:: STORED DATA ::

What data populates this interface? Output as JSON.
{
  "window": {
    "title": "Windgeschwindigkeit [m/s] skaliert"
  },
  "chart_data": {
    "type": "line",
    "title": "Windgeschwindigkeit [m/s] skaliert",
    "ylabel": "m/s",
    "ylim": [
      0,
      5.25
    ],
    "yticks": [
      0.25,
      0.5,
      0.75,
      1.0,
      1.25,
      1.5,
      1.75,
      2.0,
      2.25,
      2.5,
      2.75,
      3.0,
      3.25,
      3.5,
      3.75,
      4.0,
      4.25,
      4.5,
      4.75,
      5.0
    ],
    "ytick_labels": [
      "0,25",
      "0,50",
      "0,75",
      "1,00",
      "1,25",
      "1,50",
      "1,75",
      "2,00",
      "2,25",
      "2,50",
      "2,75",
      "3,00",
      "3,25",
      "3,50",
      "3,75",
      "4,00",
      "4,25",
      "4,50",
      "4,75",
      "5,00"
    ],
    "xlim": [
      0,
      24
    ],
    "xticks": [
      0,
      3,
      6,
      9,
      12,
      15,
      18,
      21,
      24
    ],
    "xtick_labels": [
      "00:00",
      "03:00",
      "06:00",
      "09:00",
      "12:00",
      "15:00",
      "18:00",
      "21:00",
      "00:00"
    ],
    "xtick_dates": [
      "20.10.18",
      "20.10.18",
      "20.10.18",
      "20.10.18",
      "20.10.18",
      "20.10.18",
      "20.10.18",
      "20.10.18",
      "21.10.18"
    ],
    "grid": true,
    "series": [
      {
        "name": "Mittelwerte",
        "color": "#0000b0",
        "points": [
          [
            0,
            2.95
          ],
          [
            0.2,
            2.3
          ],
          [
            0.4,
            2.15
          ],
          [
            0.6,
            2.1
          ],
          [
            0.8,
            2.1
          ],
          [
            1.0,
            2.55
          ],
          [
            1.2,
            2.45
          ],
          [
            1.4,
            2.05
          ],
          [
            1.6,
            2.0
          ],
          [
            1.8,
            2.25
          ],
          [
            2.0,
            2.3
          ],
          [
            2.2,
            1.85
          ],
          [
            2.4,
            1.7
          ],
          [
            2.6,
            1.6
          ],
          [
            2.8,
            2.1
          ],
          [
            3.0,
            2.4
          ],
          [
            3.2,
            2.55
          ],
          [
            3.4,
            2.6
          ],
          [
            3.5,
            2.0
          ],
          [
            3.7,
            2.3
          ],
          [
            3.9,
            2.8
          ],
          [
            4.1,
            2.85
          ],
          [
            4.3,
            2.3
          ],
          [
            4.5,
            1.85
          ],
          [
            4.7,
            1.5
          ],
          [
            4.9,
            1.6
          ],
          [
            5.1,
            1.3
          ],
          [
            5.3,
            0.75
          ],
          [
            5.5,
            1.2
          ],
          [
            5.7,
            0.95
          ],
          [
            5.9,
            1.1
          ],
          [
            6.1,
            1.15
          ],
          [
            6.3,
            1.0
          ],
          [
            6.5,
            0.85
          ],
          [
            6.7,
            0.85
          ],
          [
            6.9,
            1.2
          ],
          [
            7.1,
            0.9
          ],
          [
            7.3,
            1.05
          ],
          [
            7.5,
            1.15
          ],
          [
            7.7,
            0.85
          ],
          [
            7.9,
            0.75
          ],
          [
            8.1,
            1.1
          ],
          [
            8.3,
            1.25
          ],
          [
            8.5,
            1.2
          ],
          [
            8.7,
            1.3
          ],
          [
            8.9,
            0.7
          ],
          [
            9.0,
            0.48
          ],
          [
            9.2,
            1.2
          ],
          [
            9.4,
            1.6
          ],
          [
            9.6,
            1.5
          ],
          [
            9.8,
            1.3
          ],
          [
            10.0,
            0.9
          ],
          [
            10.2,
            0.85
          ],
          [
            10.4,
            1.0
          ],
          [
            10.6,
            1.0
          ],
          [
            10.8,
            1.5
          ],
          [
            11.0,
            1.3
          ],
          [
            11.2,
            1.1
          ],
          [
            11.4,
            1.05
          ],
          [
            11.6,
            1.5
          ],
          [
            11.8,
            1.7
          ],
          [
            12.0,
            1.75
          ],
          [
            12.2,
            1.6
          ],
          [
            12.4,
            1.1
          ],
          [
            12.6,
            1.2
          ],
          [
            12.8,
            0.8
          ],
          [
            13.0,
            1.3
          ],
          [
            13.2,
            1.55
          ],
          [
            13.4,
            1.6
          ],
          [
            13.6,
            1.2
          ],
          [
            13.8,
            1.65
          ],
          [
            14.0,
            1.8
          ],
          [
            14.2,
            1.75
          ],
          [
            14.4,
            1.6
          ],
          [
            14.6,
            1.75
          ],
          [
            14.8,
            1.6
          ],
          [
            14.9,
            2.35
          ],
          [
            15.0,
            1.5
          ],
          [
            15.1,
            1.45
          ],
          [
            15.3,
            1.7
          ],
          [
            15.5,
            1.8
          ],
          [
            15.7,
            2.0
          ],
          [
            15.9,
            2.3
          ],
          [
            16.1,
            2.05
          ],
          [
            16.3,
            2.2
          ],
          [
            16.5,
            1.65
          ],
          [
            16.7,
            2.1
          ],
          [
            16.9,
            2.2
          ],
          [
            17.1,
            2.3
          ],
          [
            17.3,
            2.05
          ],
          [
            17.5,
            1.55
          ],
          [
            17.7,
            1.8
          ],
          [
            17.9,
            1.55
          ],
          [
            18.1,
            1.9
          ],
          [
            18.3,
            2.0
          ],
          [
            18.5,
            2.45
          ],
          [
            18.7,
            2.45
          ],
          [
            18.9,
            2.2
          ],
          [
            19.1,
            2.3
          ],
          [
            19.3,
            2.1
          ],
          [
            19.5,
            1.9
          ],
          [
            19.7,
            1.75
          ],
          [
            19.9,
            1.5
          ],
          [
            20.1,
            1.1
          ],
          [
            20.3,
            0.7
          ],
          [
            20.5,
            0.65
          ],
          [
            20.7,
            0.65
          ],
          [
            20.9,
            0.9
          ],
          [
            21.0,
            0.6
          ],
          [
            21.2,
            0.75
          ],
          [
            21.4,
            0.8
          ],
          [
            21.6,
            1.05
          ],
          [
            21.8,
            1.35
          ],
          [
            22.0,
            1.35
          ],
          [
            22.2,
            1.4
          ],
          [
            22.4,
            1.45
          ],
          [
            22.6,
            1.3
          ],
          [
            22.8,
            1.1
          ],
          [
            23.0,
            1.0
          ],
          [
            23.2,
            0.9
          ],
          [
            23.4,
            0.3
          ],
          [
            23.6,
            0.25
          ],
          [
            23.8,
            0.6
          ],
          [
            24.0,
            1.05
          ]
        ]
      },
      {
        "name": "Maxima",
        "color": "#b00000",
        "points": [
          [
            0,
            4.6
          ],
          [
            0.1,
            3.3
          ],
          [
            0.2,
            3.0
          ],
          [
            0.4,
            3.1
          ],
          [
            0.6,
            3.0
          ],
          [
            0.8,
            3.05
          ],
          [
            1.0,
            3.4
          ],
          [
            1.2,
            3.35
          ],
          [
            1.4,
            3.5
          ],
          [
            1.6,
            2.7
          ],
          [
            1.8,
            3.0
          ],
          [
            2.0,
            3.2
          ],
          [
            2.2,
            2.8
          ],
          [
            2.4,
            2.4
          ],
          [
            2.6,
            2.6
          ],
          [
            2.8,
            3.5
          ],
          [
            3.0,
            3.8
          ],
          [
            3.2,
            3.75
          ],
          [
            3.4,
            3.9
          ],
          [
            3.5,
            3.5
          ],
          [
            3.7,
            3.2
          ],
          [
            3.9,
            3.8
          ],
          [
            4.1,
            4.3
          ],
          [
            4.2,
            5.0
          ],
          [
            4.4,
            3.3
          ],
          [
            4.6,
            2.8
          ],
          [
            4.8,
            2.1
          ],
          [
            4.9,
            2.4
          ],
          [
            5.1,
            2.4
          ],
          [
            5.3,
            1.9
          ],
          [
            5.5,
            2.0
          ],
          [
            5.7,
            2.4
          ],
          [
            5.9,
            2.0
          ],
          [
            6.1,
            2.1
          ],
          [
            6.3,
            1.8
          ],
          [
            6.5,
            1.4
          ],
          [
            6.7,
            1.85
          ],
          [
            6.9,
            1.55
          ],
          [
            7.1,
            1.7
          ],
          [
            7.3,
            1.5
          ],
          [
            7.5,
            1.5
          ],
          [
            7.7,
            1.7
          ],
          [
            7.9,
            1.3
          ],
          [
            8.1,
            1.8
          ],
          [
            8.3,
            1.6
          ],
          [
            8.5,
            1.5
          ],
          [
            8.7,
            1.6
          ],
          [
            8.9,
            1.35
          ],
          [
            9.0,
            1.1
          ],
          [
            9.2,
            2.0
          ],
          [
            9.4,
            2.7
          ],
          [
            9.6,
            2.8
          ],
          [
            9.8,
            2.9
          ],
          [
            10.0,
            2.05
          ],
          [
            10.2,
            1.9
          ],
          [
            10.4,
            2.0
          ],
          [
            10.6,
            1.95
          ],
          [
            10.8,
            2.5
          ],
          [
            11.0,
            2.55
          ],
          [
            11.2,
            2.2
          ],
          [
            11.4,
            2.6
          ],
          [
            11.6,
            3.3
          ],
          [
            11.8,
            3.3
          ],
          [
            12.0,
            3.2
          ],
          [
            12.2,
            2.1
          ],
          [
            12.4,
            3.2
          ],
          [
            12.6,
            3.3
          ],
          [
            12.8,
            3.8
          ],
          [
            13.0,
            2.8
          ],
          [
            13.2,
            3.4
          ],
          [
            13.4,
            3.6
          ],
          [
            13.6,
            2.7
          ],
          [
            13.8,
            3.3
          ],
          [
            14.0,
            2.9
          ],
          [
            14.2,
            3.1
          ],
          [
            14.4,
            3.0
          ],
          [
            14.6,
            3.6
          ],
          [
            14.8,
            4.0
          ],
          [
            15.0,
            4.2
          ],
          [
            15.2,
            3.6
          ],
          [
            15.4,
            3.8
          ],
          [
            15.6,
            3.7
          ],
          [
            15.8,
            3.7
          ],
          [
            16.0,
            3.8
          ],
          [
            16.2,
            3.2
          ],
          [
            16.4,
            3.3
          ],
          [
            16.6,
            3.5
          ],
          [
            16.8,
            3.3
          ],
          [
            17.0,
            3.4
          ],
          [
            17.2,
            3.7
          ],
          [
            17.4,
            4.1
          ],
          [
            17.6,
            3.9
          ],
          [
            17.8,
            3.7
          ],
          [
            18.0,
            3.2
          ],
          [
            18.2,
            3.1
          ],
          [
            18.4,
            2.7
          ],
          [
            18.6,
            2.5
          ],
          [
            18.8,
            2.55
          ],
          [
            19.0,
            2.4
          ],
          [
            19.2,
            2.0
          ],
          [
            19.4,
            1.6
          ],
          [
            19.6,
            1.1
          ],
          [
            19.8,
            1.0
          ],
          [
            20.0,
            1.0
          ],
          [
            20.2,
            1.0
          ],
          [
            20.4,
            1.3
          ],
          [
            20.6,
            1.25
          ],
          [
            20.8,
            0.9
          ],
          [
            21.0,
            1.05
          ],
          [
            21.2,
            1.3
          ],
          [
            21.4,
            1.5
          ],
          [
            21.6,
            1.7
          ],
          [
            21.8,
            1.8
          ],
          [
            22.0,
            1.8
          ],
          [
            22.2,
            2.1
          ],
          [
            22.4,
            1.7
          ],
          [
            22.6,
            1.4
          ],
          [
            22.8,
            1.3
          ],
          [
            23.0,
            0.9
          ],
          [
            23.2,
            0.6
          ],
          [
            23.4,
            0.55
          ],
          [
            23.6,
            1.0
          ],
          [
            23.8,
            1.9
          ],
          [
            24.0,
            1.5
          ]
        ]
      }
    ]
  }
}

:::

▸ **EXERCISE BRIEF**: Pick out the lines above that hold the string "title" and show them.

▸ **REPLY TO THE EXERCISE**:
    "title": "Windgeschwindigkeit [m/s] skaliert"
    "title": "Windgeschwindigkeit [m/s] skaliert",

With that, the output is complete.